### THE PROBLEM
Write out every line below that includes the word "редакции".

Dataset items:
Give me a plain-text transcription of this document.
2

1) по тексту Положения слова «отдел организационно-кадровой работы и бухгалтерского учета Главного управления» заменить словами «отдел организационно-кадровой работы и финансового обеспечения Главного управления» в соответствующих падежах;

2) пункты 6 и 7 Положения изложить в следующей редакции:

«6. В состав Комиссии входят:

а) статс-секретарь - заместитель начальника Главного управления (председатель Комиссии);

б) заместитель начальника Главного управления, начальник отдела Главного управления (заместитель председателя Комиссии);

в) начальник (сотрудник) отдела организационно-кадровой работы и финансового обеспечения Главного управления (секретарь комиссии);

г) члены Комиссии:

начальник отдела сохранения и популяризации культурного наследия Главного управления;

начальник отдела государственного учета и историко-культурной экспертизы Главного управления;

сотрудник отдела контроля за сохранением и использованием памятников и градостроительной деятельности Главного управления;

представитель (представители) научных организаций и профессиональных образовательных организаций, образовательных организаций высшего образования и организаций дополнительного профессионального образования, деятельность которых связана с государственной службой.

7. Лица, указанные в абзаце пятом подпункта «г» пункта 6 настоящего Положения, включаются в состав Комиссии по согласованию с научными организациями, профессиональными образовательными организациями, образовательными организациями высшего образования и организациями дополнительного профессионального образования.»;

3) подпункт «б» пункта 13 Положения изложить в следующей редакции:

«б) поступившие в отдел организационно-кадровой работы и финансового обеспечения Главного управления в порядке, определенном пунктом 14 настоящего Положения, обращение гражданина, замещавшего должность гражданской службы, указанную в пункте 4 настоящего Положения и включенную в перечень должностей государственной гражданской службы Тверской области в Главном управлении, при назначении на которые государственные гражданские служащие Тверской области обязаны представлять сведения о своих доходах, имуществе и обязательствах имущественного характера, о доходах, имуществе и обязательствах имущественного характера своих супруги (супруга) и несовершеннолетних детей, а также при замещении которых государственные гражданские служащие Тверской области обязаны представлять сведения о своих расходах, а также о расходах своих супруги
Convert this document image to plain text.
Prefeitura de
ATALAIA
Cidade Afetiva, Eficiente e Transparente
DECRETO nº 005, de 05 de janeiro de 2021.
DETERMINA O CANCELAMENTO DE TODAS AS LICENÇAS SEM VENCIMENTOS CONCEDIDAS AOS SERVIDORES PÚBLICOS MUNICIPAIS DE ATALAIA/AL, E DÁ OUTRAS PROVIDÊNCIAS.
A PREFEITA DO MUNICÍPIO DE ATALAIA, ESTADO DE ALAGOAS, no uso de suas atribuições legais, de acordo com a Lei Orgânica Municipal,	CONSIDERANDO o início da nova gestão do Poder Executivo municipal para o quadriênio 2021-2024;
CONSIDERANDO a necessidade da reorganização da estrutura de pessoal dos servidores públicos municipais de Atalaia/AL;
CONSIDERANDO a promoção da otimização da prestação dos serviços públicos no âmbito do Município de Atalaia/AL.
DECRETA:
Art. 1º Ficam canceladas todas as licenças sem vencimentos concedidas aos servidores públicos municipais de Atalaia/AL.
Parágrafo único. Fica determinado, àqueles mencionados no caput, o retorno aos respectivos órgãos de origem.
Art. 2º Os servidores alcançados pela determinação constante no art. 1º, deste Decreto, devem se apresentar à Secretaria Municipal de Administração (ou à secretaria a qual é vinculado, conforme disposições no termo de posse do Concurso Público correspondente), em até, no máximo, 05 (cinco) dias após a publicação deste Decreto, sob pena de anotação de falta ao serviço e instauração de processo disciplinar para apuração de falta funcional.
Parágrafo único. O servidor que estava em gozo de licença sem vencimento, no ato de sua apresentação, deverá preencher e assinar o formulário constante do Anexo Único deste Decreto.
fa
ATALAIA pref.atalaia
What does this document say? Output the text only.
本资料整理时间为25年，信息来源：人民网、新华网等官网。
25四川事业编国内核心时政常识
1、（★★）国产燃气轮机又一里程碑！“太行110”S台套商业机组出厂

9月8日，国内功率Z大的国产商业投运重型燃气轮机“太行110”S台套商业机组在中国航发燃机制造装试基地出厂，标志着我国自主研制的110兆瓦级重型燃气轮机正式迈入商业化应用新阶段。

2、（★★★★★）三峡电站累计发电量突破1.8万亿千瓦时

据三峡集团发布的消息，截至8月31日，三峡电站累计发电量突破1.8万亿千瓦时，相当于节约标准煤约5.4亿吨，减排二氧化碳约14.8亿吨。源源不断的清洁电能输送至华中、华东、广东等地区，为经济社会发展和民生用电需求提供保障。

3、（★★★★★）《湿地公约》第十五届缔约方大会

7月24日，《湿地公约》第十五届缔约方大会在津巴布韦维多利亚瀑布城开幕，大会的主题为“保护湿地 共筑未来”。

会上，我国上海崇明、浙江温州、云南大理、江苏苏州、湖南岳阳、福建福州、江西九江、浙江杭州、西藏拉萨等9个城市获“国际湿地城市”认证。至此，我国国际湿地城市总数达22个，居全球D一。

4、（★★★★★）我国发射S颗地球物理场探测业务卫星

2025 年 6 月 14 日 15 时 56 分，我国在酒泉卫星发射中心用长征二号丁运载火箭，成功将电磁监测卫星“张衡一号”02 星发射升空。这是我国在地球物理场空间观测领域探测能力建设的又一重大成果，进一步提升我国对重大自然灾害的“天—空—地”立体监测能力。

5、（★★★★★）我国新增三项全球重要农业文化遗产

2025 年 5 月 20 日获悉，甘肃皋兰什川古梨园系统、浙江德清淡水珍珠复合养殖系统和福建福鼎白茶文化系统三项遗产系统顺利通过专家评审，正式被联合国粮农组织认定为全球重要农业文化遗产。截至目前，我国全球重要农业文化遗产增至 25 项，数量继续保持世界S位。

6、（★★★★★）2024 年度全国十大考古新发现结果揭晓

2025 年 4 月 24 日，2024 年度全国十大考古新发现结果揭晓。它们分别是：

### SOLUTION
2) пункты 6 и 7 Положения изложить в следующей редакции:
3) подпункт «б» пункта 13 Положения изложить в следующей редакции:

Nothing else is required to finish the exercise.